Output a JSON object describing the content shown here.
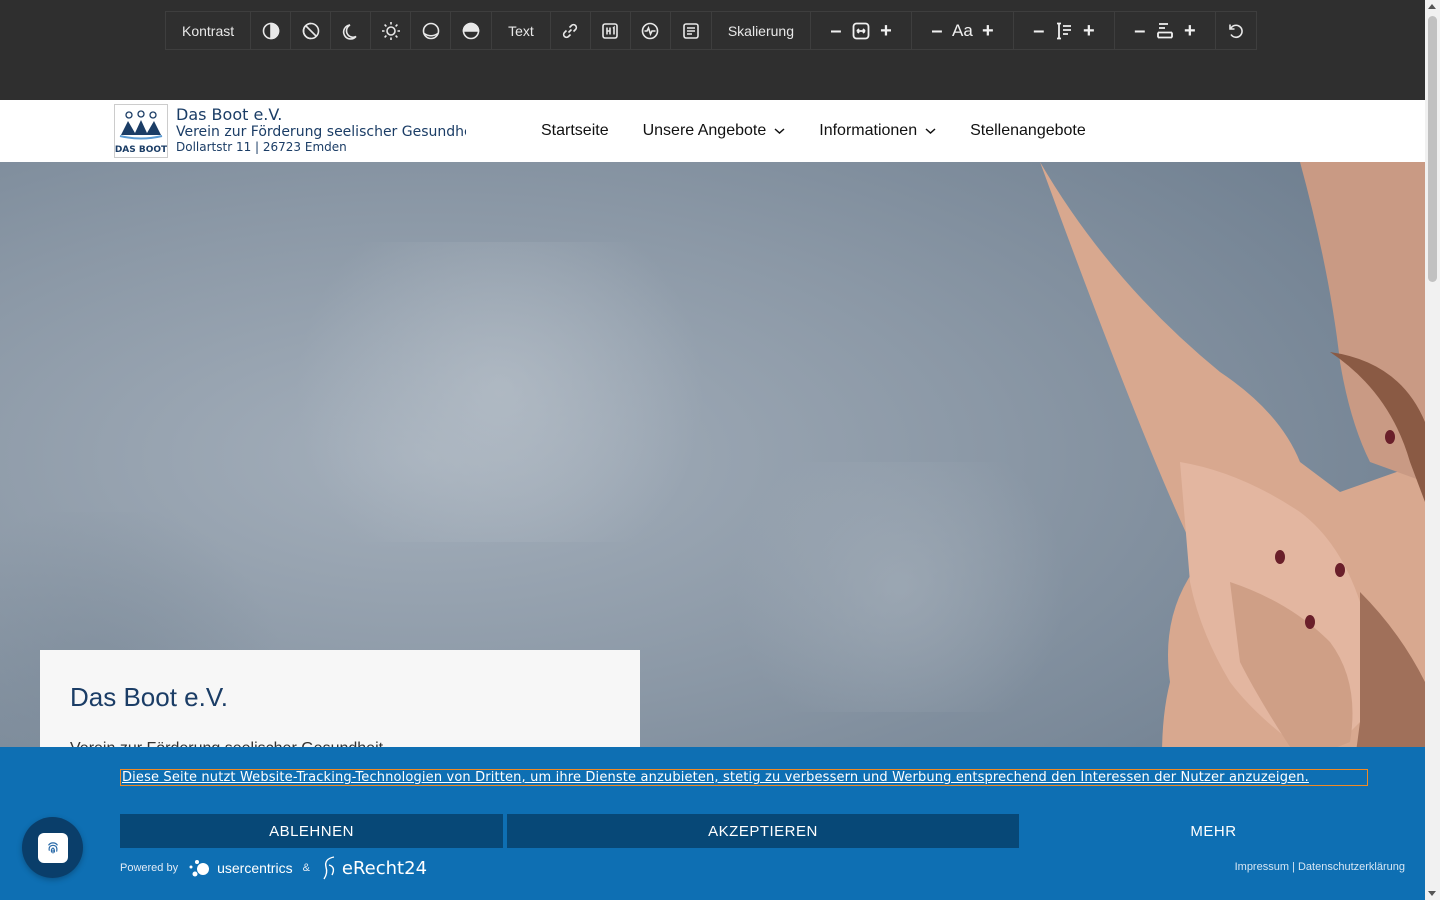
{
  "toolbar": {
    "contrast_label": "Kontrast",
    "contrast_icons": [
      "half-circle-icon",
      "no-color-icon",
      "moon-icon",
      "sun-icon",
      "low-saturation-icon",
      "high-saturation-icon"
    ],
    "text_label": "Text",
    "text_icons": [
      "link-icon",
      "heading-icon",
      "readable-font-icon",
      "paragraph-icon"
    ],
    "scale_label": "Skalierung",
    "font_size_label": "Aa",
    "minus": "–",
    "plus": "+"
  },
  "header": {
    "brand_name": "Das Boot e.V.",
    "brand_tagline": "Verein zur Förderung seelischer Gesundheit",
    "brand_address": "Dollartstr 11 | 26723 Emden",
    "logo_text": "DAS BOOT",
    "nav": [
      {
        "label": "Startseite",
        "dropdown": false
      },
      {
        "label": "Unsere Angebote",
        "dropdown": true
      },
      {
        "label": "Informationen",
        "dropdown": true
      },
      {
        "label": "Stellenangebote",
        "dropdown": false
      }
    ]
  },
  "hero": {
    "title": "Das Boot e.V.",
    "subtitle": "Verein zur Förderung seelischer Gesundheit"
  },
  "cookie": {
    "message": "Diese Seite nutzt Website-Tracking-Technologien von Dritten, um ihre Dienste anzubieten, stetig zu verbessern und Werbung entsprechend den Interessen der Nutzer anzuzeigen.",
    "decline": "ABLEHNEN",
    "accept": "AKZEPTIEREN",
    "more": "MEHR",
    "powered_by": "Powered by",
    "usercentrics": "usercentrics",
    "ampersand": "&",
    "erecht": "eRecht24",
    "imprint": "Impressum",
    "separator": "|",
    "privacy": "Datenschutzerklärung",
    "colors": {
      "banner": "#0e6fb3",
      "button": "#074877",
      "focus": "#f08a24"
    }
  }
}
---
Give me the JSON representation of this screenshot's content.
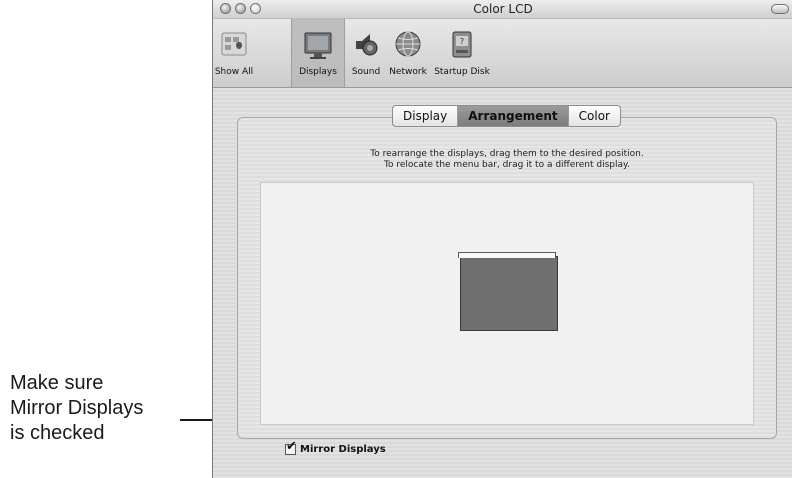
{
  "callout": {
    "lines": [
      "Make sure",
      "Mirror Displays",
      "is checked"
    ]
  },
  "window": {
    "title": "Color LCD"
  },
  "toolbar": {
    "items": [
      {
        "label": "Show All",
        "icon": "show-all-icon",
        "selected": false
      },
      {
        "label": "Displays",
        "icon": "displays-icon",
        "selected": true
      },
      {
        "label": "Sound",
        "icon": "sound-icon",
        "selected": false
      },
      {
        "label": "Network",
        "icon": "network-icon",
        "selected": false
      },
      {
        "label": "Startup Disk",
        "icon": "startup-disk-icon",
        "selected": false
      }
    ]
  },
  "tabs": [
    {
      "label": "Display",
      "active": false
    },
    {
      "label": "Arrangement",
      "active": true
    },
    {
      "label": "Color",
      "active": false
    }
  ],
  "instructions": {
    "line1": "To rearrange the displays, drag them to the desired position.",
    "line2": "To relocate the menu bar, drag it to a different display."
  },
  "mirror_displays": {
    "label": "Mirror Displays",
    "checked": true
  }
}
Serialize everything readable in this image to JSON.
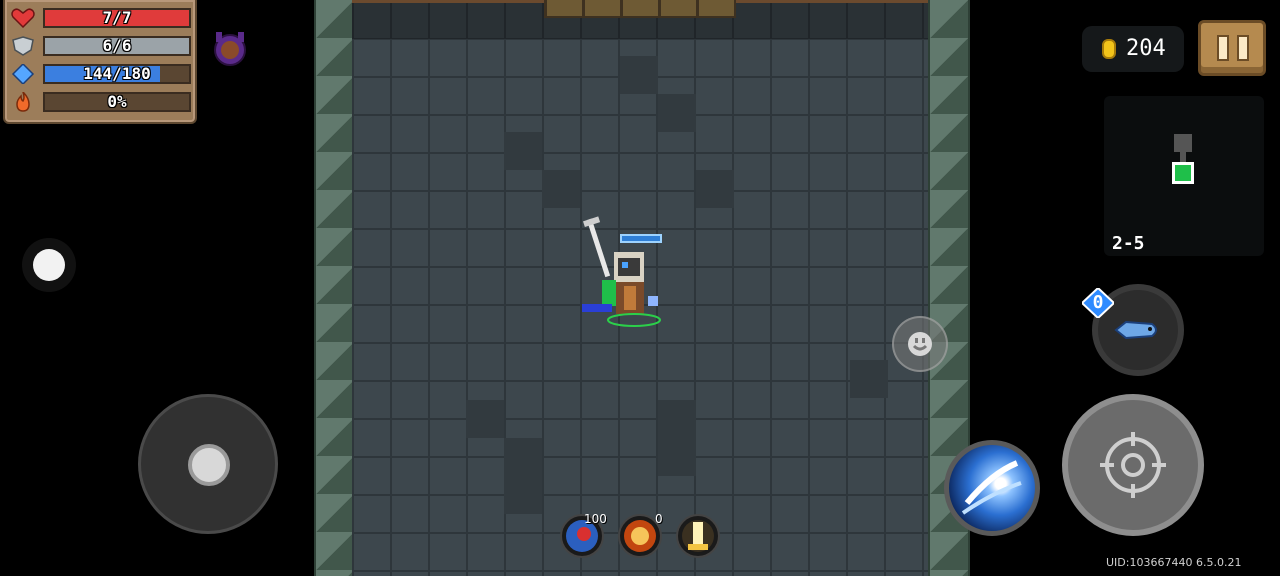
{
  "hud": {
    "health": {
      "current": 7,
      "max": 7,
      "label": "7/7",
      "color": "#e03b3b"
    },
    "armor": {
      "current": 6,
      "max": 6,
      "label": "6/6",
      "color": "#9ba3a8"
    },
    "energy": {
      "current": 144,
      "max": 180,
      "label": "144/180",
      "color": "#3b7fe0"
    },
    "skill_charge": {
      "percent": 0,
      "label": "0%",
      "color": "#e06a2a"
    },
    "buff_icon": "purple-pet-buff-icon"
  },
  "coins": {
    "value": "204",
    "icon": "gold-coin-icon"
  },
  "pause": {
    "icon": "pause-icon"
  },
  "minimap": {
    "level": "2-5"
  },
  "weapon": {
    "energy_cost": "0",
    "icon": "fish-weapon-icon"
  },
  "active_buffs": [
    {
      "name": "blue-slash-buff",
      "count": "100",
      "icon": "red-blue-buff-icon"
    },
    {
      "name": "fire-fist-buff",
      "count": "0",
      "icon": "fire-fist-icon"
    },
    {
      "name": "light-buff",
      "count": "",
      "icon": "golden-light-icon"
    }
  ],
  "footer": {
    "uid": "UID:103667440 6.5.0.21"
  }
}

> **What the task requires**:
Select the lines that carry the string "content" and copy them.

> **Answer to the exercise**:
Output a JSON object describing the content shown here.
Give me the JSON representation of this screenshot's content.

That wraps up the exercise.